Reproduce the data that follows in its entirety, character for character.

Stored items from a collection
+++

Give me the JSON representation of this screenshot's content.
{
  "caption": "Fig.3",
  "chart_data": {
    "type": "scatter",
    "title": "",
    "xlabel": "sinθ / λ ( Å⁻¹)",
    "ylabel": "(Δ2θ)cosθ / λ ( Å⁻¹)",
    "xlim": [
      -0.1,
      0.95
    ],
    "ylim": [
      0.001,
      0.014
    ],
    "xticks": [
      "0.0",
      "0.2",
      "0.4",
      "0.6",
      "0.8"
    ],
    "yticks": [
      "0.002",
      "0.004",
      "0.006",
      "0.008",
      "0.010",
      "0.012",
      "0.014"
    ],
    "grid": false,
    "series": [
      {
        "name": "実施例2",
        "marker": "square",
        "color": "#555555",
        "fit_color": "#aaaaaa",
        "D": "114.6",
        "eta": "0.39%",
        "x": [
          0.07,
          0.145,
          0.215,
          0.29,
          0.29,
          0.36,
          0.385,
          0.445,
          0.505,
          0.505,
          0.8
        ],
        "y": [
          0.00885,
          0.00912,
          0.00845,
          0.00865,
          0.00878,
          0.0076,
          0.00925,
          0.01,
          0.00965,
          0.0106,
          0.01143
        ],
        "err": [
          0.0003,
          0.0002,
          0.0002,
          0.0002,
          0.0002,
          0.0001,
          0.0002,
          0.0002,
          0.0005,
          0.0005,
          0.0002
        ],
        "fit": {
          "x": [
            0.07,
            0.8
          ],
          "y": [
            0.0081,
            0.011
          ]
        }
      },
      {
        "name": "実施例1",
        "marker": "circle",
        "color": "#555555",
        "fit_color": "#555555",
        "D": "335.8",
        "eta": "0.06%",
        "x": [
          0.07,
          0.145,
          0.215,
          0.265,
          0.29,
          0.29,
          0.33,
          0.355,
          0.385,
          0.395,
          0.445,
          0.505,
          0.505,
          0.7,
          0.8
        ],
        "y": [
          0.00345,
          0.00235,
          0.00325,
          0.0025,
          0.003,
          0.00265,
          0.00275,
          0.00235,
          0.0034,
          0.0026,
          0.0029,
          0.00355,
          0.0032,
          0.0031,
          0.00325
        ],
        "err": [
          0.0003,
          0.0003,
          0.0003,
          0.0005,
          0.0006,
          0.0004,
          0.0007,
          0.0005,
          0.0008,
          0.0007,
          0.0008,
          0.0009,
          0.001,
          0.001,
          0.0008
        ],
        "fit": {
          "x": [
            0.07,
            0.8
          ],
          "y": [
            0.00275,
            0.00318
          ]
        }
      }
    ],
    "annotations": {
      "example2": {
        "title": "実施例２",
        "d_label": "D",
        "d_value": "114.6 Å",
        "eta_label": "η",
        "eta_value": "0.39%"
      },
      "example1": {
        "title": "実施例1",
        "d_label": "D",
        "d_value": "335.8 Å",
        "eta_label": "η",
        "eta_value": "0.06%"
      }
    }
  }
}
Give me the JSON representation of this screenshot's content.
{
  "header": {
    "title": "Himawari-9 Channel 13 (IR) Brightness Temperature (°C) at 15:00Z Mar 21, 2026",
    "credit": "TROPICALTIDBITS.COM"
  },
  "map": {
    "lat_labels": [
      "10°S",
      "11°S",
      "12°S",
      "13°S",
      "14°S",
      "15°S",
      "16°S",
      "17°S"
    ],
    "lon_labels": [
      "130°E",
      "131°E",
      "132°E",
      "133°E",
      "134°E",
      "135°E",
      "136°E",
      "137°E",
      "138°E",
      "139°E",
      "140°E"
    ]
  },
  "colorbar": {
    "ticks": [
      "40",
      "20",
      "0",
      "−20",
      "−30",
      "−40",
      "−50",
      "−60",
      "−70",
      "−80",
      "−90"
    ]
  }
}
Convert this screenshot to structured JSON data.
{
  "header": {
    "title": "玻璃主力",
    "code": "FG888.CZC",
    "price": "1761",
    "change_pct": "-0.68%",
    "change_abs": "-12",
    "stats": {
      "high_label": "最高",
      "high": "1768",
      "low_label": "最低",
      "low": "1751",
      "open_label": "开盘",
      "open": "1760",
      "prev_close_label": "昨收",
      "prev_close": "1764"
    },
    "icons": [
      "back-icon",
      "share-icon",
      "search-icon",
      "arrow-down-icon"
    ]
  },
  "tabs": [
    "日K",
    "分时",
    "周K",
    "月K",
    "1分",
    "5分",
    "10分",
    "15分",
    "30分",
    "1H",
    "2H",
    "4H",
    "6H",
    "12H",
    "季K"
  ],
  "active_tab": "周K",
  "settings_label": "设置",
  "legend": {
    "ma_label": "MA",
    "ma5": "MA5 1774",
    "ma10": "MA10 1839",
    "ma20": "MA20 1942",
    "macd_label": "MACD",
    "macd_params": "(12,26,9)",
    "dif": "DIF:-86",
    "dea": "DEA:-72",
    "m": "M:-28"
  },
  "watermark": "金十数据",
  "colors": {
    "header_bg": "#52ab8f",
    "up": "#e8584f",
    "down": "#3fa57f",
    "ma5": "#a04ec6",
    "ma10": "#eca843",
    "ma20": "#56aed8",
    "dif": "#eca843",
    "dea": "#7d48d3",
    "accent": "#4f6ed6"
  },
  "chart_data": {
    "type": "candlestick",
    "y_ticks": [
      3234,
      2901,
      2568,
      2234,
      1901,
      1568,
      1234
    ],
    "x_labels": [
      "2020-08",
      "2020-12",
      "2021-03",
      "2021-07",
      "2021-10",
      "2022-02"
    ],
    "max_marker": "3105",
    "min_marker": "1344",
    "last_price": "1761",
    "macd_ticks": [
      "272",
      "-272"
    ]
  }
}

+++

Answer for the task
Give me the JSON representation of this screenshot's content.
{
  "caption": "Fig.3",
  "chart_data": {
    "type": "scatter",
    "title": "",
    "xlabel": "sinθ / λ ( Å⁻¹)",
    "ylabel": "(Δ2θ)cosθ / λ ( Å⁻¹)",
    "xlim": [
      -0.1,
      0.95
    ],
    "ylim": [
      0.001,
      0.014
    ],
    "xticks": [
      "0.0",
      "0.2",
      "0.4",
      "0.6",
      "0.8"
    ],
    "yticks": [
      "0.002",
      "0.004",
      "0.006",
      "0.008",
      "0.010",
      "0.012",
      "0.014"
    ],
    "grid": false,
    "series": [
      {
        "name": "実施例2",
        "marker": "square",
        "color": "#555555",
        "fit_color": "#aaaaaa",
        "D": "114.6",
        "eta": "0.39%",
        "x": [
          0.07,
          0.145,
          0.215,
          0.29,
          0.29,
          0.36,
          0.385,
          0.445,
          0.505,
          0.505,
          0.8
        ],
        "y": [
          0.00885,
          0.00912,
          0.00845,
          0.00865,
          0.00878,
          0.0076,
          0.00925,
          0.01,
          0.00965,
          0.0106,
          0.01143
        ],
        "err": [
          0.0003,
          0.0002,
          0.0002,
          0.0002,
          0.0002,
          0.0001,
          0.0002,
          0.0002,
          0.0005,
          0.0005,
          0.0002
        ],
        "fit": {
          "x": [
            0.07,
            0.8
          ],
          "y": [
            0.0081,
            0.011
          ]
        }
      },
      {
        "name": "実施例1",
        "marker": "circle",
        "color": "#555555",
        "fit_color": "#555555",
        "D": "335.8",
        "eta": "0.06%",
        "x": [
          0.07,
          0.145,
          0.215,
          0.265,
          0.29,
          0.29,
          0.33,
          0.355,
          0.385,
          0.395,
          0.445,
          0.505,
          0.505,
          0.7,
          0.8
        ],
        "y": [
          0.00345,
          0.00235,
          0.00325,
          0.0025,
          0.003,
          0.00265,
          0.00275,
          0.00235,
          0.0034,
          0.0026,
          0.0029,
          0.00355,
          0.0032,
          0.0031,
          0.00325
        ],
        "err": [
          0.0003,
          0.0003,
          0.0003,
          0.0005,
          0.0006,
          0.0004,
          0.0007,
          0.0005,
          0.0008,
          0.0007,
          0.0008,
          0.0009,
          0.001,
          0.001,
          0.0008
        ],
        "fit": {
          "x": [
            0.07,
            0.8
          ],
          "y": [
            0.00275,
            0.00318
          ]
        }
      }
    ],
    "annotations": {
      "example2": {
        "title": "実施例２",
        "d_label": "D",
        "d_value": "114.6 Å",
        "eta_label": "η",
        "eta_value": "0.39%"
      },
      "example1": {
        "title": "実施例1",
        "d_label": "D",
        "d_value": "335.8 Å",
        "eta_label": "η",
        "eta_value": "0.06%"
      }
    }
  }
}
Give me the JSON representation of this screenshot's content.
{
  "header": {
    "title": "Himawari-9 Channel 13 (IR) Brightness Temperature (°C) at 15:00Z Mar 21, 2026",
    "credit": "TROPICALTIDBITS.COM"
  },
  "map": {
    "lat_labels": [
      "10°S",
      "11°S",
      "12°S",
      "13°S",
      "14°S",
      "15°S",
      "16°S",
      "17°S"
    ],
    "lon_labels": [
      "130°E",
      "131°E",
      "132°E",
      "133°E",
      "134°E",
      "135°E",
      "136°E",
      "137°E",
      "138°E",
      "139°E",
      "140°E"
    ]
  },
  "colorbar": {
    "ticks": [
      "40",
      "20",
      "0",
      "−20",
      "−30",
      "−40",
      "−50",
      "−60",
      "−70",
      "−80",
      "−90"
    ]
  }
}
Convert this screenshot to structured JSON data.
{
  "header": {
    "title": "玻璃主力",
    "code": "FG888.CZC",
    "price": "1761",
    "change_pct": "-0.68%",
    "change_abs": "-12",
    "stats": {
      "high_label": "最高",
      "high": "1768",
      "low_label": "最低",
      "low": "1751",
      "open_label": "开盘",
      "open": "1760",
      "prev_close_label": "昨收",
      "prev_close": "1764"
    },
    "icons": [
      "back-icon",
      "share-icon",
      "search-icon",
      "arrow-down-icon"
    ]
  },
  "tabs": [
    "日K",
    "分时",
    "周K",
    "月K",
    "1分",
    "5分",
    "10分",
    "15分",
    "30分",
    "1H",
    "2H",
    "4H",
    "6H",
    "12H",
    "季K"
  ],
  "active_tab": "周K",
  "settings_label": "设置",
  "legend": {
    "ma_label": "MA",
    "ma5": "MA5 1774",
    "ma10": "MA10 1839",
    "ma20": "MA20 1942",
    "macd_label": "MACD",
    "macd_params": "(12,26,9)",
    "dif": "DIF:-86",
    "dea": "DEA:-72",
    "m": "M:-28"
  },
  "watermark": "金十数据",
  "colors": {
    "header_bg": "#52ab8f",
    "up": "#e8584f",
    "down": "#3fa57f",
    "ma5": "#a04ec6",
    "ma10": "#eca843",
    "ma20": "#56aed8",
    "dif": "#eca843",
    "dea": "#7d48d3",
    "accent": "#4f6ed6"
  },
  "chart_data": {
    "type": "candlestick",
    "y_ticks": [
      3234,
      2901,
      2568,
      2234,
      1901,
      1568,
      1234
    ],
    "x_labels": [
      "2020-08",
      "2020-12",
      "2021-03",
      "2021-07",
      "2021-10",
      "2022-02"
    ],
    "max_marker": "3105",
    "min_marker": "1344",
    "last_price": "1761",
    "macd_ticks": [
      "272",
      "-272"
    ]
  }
}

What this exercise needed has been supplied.